▸ GIVEN INSTRUCTION:
Where the word "Ribeira" occurs in a line, return that line.

▸ DATASET EXTRACT:
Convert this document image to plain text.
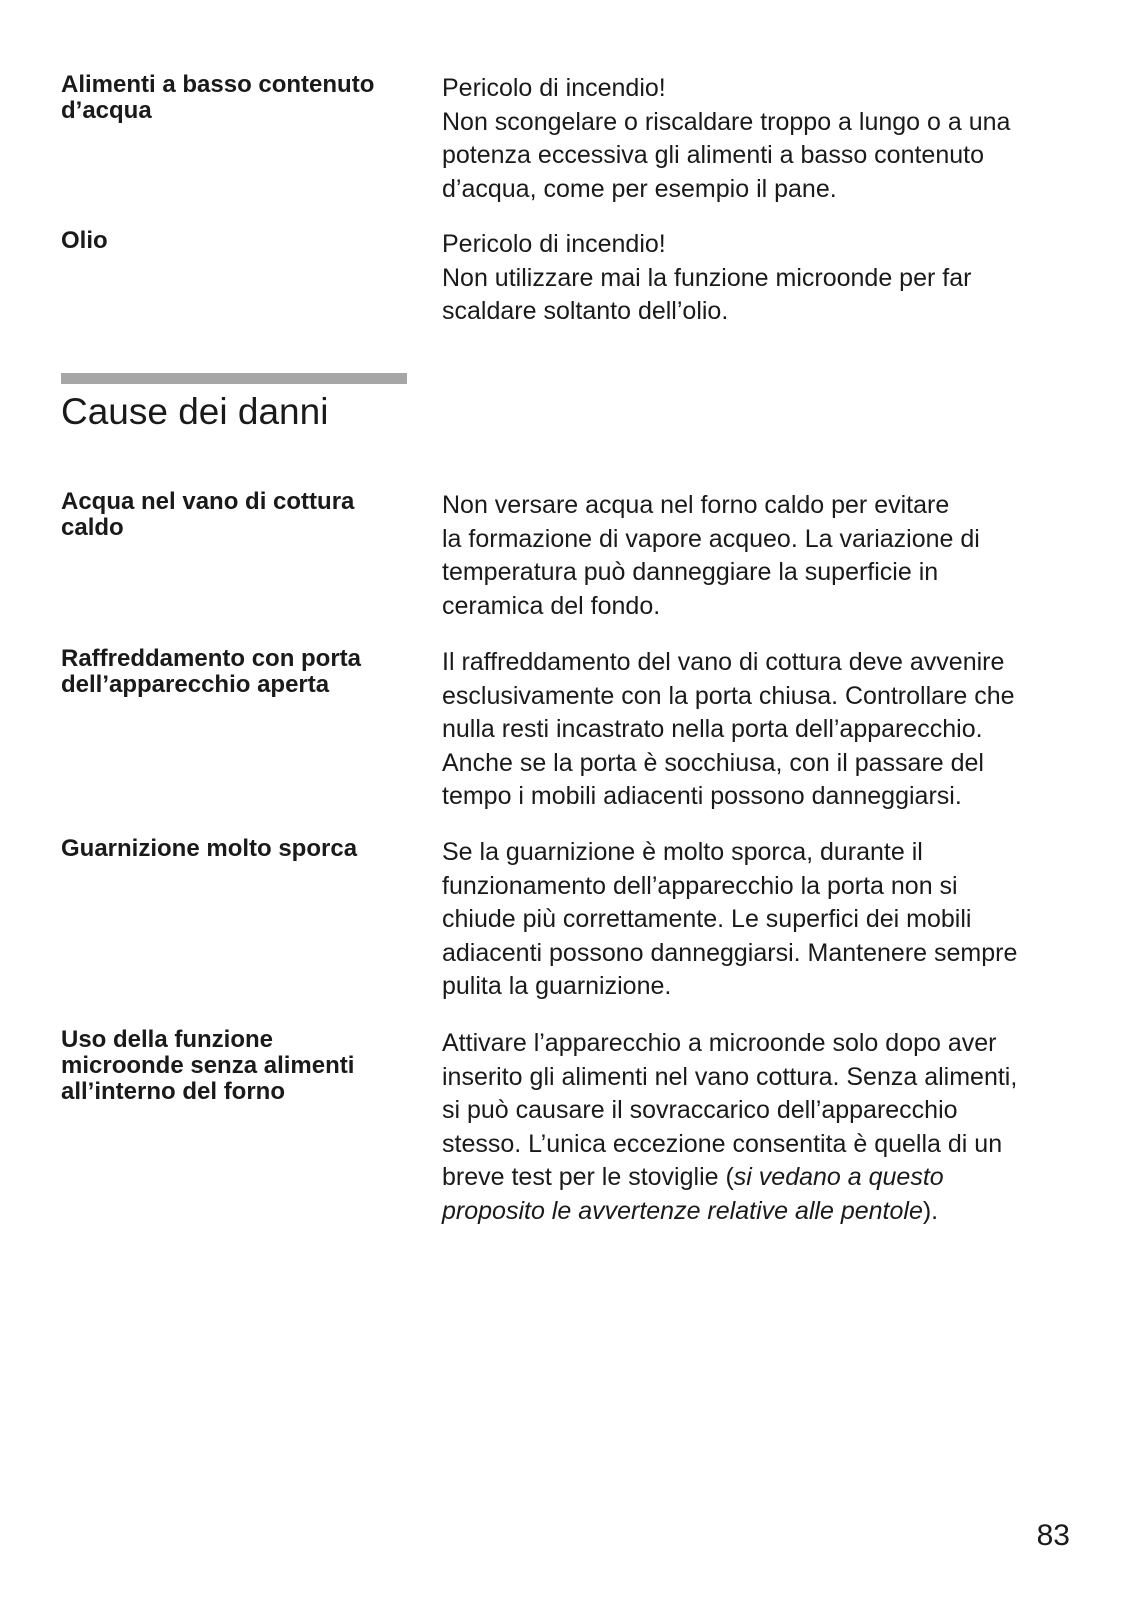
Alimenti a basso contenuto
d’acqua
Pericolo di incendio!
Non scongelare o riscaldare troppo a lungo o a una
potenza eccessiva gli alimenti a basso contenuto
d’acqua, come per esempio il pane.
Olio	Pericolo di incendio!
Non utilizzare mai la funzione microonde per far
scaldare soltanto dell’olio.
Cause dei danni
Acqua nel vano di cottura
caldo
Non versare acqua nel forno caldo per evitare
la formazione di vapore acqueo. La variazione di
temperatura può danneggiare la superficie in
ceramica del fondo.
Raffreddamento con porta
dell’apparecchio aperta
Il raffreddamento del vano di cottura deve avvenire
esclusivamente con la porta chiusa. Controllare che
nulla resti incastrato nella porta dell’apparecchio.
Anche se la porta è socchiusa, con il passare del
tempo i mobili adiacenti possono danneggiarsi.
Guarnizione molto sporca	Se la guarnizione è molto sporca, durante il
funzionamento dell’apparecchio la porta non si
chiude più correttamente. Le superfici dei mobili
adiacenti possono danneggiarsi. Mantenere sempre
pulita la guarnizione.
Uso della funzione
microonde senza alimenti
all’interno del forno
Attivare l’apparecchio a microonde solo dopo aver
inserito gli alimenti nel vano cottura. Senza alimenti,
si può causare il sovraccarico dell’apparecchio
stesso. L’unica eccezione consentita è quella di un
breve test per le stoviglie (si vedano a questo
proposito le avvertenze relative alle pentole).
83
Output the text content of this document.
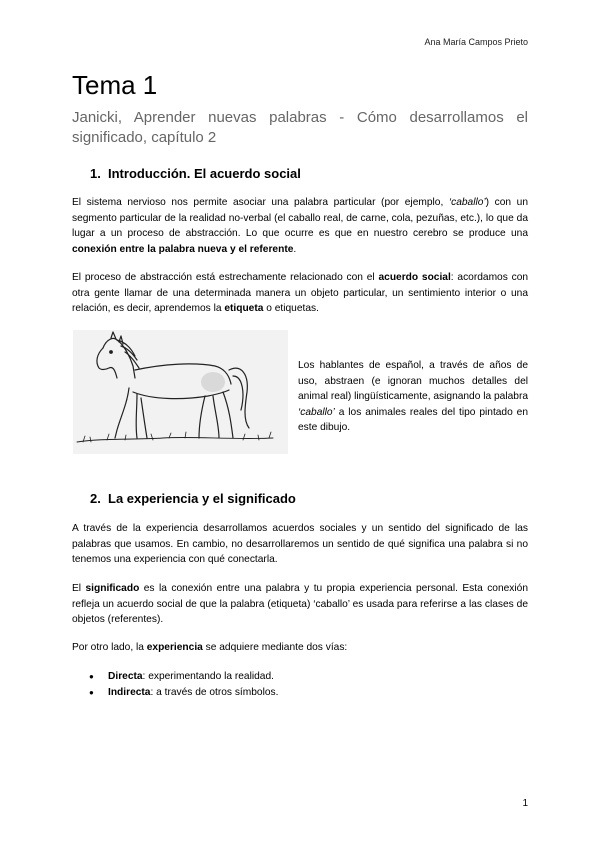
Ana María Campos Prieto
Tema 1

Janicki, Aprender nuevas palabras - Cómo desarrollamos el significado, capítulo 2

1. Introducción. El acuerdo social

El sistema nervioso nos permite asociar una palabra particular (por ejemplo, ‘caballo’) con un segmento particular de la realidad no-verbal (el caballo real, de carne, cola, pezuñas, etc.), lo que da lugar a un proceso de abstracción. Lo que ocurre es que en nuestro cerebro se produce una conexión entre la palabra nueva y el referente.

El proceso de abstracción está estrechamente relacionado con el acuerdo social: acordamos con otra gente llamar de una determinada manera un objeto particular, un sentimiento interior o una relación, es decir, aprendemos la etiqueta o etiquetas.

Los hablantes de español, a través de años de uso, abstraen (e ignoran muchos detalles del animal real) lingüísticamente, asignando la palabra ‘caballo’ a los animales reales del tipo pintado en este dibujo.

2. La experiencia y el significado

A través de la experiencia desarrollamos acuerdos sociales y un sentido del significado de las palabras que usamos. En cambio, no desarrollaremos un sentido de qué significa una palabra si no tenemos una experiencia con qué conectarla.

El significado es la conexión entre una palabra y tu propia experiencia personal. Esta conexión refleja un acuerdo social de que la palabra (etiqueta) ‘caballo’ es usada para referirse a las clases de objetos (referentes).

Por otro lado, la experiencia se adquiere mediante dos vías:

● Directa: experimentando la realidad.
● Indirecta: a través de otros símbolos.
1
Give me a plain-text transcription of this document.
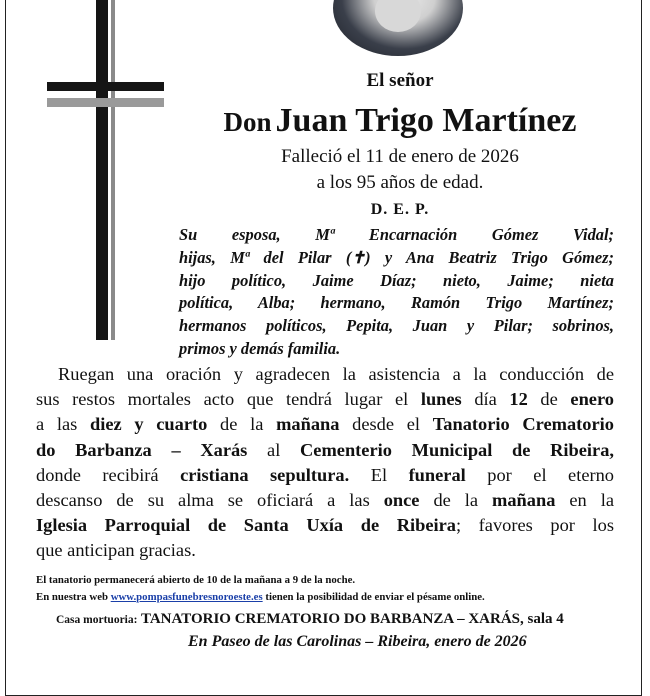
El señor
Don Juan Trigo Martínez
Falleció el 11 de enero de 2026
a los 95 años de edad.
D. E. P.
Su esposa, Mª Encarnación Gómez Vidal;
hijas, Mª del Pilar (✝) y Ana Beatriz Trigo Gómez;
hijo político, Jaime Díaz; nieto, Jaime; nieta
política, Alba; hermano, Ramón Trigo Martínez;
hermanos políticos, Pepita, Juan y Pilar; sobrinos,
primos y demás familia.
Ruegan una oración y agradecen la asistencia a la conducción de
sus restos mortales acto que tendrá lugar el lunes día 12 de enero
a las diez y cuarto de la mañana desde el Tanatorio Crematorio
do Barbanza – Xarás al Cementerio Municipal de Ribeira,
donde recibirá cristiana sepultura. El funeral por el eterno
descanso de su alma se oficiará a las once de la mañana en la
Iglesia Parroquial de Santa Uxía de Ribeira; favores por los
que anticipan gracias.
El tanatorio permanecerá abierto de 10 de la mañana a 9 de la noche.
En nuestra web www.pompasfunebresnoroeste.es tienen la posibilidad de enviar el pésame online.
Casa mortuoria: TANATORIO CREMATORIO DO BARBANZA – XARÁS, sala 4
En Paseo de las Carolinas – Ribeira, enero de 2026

▸ SOLUTION:
do Barbanza – Xarás al Cementerio Municipal de Ribeira,
Iglesia Parroquial de Santa Uxía de Ribeira; favores por los
En Paseo de las Carolinas – Ribeira, enero de 2026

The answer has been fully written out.